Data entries

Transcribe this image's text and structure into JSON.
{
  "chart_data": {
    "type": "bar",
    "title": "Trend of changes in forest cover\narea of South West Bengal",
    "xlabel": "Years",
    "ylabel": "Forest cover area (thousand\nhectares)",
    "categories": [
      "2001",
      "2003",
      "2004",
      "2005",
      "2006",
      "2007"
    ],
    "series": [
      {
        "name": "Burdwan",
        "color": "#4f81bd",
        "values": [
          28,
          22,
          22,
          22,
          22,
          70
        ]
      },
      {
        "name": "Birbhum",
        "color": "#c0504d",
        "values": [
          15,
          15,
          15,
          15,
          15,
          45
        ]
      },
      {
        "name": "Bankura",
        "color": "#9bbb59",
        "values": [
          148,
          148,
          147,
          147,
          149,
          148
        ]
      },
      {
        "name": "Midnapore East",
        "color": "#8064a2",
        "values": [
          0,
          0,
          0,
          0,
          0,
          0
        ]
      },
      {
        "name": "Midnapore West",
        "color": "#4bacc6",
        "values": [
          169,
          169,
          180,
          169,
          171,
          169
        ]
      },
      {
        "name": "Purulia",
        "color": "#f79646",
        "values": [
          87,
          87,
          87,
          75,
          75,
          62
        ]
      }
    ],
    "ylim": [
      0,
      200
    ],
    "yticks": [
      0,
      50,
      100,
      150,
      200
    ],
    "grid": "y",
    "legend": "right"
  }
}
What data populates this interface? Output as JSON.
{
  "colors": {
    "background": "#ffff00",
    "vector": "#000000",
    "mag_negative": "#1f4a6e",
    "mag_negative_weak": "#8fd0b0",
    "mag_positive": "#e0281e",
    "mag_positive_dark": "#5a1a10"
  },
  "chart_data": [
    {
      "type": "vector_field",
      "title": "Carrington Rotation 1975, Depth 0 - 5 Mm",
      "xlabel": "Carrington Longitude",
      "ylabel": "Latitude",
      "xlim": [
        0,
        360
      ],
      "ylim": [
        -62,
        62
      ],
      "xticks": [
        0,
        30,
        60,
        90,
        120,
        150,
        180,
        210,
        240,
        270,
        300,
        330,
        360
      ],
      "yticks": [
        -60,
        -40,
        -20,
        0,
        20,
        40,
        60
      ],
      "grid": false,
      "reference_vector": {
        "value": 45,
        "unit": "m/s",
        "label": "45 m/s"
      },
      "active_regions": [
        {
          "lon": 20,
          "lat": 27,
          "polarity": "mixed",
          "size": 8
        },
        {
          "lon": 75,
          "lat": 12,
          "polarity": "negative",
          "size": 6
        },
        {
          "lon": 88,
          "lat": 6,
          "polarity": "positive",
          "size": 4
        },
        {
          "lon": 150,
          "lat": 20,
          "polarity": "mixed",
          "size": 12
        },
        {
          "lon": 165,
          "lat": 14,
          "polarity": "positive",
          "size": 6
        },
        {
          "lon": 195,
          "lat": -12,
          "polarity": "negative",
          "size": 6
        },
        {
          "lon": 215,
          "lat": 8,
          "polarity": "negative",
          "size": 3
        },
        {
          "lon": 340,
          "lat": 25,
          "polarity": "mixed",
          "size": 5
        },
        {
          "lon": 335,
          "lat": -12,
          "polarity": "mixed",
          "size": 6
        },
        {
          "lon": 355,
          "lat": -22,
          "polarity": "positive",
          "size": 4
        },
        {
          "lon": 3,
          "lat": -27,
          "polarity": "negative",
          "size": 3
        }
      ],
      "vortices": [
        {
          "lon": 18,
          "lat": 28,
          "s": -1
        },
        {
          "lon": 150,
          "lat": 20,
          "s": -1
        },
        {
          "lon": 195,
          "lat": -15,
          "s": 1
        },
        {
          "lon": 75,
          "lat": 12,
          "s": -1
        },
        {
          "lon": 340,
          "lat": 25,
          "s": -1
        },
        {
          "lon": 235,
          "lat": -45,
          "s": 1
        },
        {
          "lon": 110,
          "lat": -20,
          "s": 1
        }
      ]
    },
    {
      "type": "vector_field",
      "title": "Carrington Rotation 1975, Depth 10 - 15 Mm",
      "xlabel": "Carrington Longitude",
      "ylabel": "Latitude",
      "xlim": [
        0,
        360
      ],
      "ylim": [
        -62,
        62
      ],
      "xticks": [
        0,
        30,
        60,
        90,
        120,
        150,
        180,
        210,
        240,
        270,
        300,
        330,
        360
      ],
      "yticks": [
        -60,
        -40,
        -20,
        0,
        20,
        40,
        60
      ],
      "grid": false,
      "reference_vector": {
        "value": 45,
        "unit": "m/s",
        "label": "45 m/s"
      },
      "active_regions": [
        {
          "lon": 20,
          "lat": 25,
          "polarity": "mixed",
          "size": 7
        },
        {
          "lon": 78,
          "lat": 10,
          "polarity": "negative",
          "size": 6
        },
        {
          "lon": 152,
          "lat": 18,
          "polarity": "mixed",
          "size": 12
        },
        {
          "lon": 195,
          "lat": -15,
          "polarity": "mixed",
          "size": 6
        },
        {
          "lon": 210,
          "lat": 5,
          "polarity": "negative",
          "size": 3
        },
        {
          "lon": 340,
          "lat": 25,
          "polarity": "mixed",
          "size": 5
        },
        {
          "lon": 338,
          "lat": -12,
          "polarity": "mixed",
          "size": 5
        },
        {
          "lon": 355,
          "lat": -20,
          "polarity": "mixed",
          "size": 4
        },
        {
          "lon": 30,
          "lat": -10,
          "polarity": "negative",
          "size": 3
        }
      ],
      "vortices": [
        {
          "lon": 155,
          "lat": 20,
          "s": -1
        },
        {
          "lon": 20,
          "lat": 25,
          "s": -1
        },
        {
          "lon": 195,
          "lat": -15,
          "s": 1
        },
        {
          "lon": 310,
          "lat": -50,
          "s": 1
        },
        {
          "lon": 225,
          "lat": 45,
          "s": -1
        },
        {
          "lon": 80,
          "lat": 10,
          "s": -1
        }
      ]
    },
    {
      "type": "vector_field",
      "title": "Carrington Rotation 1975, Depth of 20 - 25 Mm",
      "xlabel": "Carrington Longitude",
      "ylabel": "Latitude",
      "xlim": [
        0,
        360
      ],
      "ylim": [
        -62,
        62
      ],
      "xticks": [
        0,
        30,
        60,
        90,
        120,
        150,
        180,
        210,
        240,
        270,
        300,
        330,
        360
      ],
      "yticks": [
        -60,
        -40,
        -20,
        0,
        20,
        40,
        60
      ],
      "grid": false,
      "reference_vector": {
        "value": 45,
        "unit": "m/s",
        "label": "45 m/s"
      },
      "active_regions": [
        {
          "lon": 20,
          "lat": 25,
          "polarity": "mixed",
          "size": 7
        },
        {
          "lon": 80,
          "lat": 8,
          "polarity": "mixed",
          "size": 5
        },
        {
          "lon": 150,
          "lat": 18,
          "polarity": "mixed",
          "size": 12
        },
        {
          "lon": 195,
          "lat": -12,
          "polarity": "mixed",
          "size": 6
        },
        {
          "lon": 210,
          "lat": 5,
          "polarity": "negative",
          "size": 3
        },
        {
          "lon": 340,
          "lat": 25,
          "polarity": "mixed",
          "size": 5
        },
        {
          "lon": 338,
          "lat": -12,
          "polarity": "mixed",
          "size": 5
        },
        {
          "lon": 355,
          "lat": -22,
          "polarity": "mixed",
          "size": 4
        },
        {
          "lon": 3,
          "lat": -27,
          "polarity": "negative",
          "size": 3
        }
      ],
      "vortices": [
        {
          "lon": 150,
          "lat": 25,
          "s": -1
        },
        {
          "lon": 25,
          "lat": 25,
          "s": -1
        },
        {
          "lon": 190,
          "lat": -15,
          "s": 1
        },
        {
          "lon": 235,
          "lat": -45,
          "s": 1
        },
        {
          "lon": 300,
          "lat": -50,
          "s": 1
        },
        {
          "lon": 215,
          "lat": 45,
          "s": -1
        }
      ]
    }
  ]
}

→ **What needs to be done**:
Return the listing above word for word.

→ **Complete response**:
Transcribe this image's text and structure into JSON.
{
  "chart_data": {
    "type": "bar",
    "title": "Trend of changes in forest cover\narea of South West Bengal",
    "xlabel": "Years",
    "ylabel": "Forest cover area (thousand\nhectares)",
    "categories": [
      "2001",
      "2003",
      "2004",
      "2005",
      "2006",
      "2007"
    ],
    "series": [
      {
        "name": "Burdwan",
        "color": "#4f81bd",
        "values": [
          28,
          22,
          22,
          22,
          22,
          70
        ]
      },
      {
        "name": "Birbhum",
        "color": "#c0504d",
        "values": [
          15,
          15,
          15,
          15,
          15,
          45
        ]
      },
      {
        "name": "Bankura",
        "color": "#9bbb59",
        "values": [
          148,
          148,
          147,
          147,
          149,
          148
        ]
      },
      {
        "name": "Midnapore East",
        "color": "#8064a2",
        "values": [
          0,
          0,
          0,
          0,
          0,
          0
        ]
      },
      {
        "name": "Midnapore West",
        "color": "#4bacc6",
        "values": [
          169,
          169,
          180,
          169,
          171,
          169
        ]
      },
      {
        "name": "Purulia",
        "color": "#f79646",
        "values": [
          87,
          87,
          87,
          75,
          75,
          62
        ]
      }
    ],
    "ylim": [
      0,
      200
    ],
    "yticks": [
      0,
      50,
      100,
      150,
      200
    ],
    "grid": "y",
    "legend": "right"
  }
}
What data populates this interface? Output as JSON.
{
  "colors": {
    "background": "#ffff00",
    "vector": "#000000",
    "mag_negative": "#1f4a6e",
    "mag_negative_weak": "#8fd0b0",
    "mag_positive": "#e0281e",
    "mag_positive_dark": "#5a1a10"
  },
  "chart_data": [
    {
      "type": "vector_field",
      "title": "Carrington Rotation 1975, Depth 0 - 5 Mm",
      "xlabel": "Carrington Longitude",
      "ylabel": "Latitude",
      "xlim": [
        0,
        360
      ],
      "ylim": [
        -62,
        62
      ],
      "xticks": [
        0,
        30,
        60,
        90,
        120,
        150,
        180,
        210,
        240,
        270,
        300,
        330,
        360
      ],
      "yticks": [
        -60,
        -40,
        -20,
        0,
        20,
        40,
        60
      ],
      "grid": false,
      "reference_vector": {
        "value": 45,
        "unit": "m/s",
        "label": "45 m/s"
      },
      "active_regions": [
        {
          "lon": 20,
          "lat": 27,
          "polarity": "mixed",
          "size": 8
        },
        {
          "lon": 75,
          "lat": 12,
          "polarity": "negative",
          "size": 6
        },
        {
          "lon": 88,
          "lat": 6,
          "polarity": "positive",
          "size": 4
        },
        {
          "lon": 150,
          "lat": 20,
          "polarity": "mixed",
          "size": 12
        },
        {
          "lon": 165,
          "lat": 14,
          "polarity": "positive",
          "size": 6
        },
        {
          "lon": 195,
          "lat": -12,
          "polarity": "negative",
          "size": 6
        },
        {
          "lon": 215,
          "lat": 8,
          "polarity": "negative",
          "size": 3
        },
        {
          "lon": 340,
          "lat": 25,
          "polarity": "mixed",
          "size": 5
        },
        {
          "lon": 335,
          "lat": -12,
          "polarity": "mixed",
          "size": 6
        },
        {
          "lon": 355,
          "lat": -22,
          "polarity": "positive",
          "size": 4
        },
        {
          "lon": 3,
          "lat": -27,
          "polarity": "negative",
          "size": 3
        }
      ],
      "vortices": [
        {
          "lon": 18,
          "lat": 28,
          "s": -1
        },
        {
          "lon": 150,
          "lat": 20,
          "s": -1
        },
        {
          "lon": 195,
          "lat": -15,
          "s": 1
        },
        {
          "lon": 75,
          "lat": 12,
          "s": -1
        },
        {
          "lon": 340,
          "lat": 25,
          "s": -1
        },
        {
          "lon": 235,
          "lat": -45,
          "s": 1
        },
        {
          "lon": 110,
          "lat": -20,
          "s": 1
        }
      ]
    },
    {
      "type": "vector_field",
      "title": "Carrington Rotation 1975, Depth 10 - 15 Mm",
      "xlabel": "Carrington Longitude",
      "ylabel": "Latitude",
      "xlim": [
        0,
        360
      ],
      "ylim": [
        -62,
        62
      ],
      "xticks": [
        0,
        30,
        60,
        90,
        120,
        150,
        180,
        210,
        240,
        270,
        300,
        330,
        360
      ],
      "yticks": [
        -60,
        -40,
        -20,
        0,
        20,
        40,
        60
      ],
      "grid": false,
      "reference_vector": {
        "value": 45,
        "unit": "m/s",
        "label": "45 m/s"
      },
      "active_regions": [
        {
          "lon": 20,
          "lat": 25,
          "polarity": "mixed",
          "size": 7
        },
        {
          "lon": 78,
          "lat": 10,
          "polarity": "negative",
          "size": 6
        },
        {
          "lon": 152,
          "lat": 18,
          "polarity": "mixed",
          "size": 12
        },
        {
          "lon": 195,
          "lat": -15,
          "polarity": "mixed",
          "size": 6
        },
        {
          "lon": 210,
          "lat": 5,
          "polarity": "negative",
          "size": 3
        },
        {
          "lon": 340,
          "lat": 25,
          "polarity": "mixed",
          "size": 5
        },
        {
          "lon": 338,
          "lat": -12,
          "polarity": "mixed",
          "size": 5
        },
        {
          "lon": 355,
          "lat": -20,
          "polarity": "mixed",
          "size": 4
        },
        {
          "lon": 30,
          "lat": -10,
          "polarity": "negative",
          "size": 3
        }
      ],
      "vortices": [
        {
          "lon": 155,
          "lat": 20,
          "s": -1
        },
        {
          "lon": 20,
          "lat": 25,
          "s": -1
        },
        {
          "lon": 195,
          "lat": -15,
          "s": 1
        },
        {
          "lon": 310,
          "lat": -50,
          "s": 1
        },
        {
          "lon": 225,
          "lat": 45,
          "s": -1
        },
        {
          "lon": 80,
          "lat": 10,
          "s": -1
        }
      ]
    },
    {
      "type": "vector_field",
      "title": "Carrington Rotation 1975, Depth of 20 - 25 Mm",
      "xlabel": "Carrington Longitude",
      "ylabel": "Latitude",
      "xlim": [
        0,
        360
      ],
      "ylim": [
        -62,
        62
      ],
      "xticks": [
        0,
        30,
        60,
        90,
        120,
        150,
        180,
        210,
        240,
        270,
        300,
        330,
        360
      ],
      "yticks": [
        -60,
        -40,
        -20,
        0,
        20,
        40,
        60
      ],
      "grid": false,
      "reference_vector": {
        "value": 45,
        "unit": "m/s",
        "label": "45 m/s"
      },
      "active_regions": [
        {
          "lon": 20,
          "lat": 25,
          "polarity": "mixed",
          "size": 7
        },
        {
          "lon": 80,
          "lat": 8,
          "polarity": "mixed",
          "size": 5
        },
        {
          "lon": 150,
          "lat": 18,
          "polarity": "mixed",
          "size": 12
        },
        {
          "lon": 195,
          "lat": -12,
          "polarity": "mixed",
          "size": 6
        },
        {
          "lon": 210,
          "lat": 5,
          "polarity": "negative",
          "size": 3
        },
        {
          "lon": 340,
          "lat": 25,
          "polarity": "mixed",
          "size": 5
        },
        {
          "lon": 338,
          "lat": -12,
          "polarity": "mixed",
          "size": 5
        },
        {
          "lon": 355,
          "lat": -22,
          "polarity": "mixed",
          "size": 4
        },
        {
          "lon": 3,
          "lat": -27,
          "polarity": "negative",
          "size": 3
        }
      ],
      "vortices": [
        {
          "lon": 150,
          "lat": 25,
          "s": -1
        },
        {
          "lon": 25,
          "lat": 25,
          "s": -1
        },
        {
          "lon": 190,
          "lat": -15,
          "s": 1
        },
        {
          "lon": 235,
          "lat": -45,
          "s": 1
        },
        {
          "lon": 300,
          "lat": -50,
          "s": 1
        },
        {
          "lon": 215,
          "lat": 45,
          "s": -1
        }
      ]
    }
  ]
}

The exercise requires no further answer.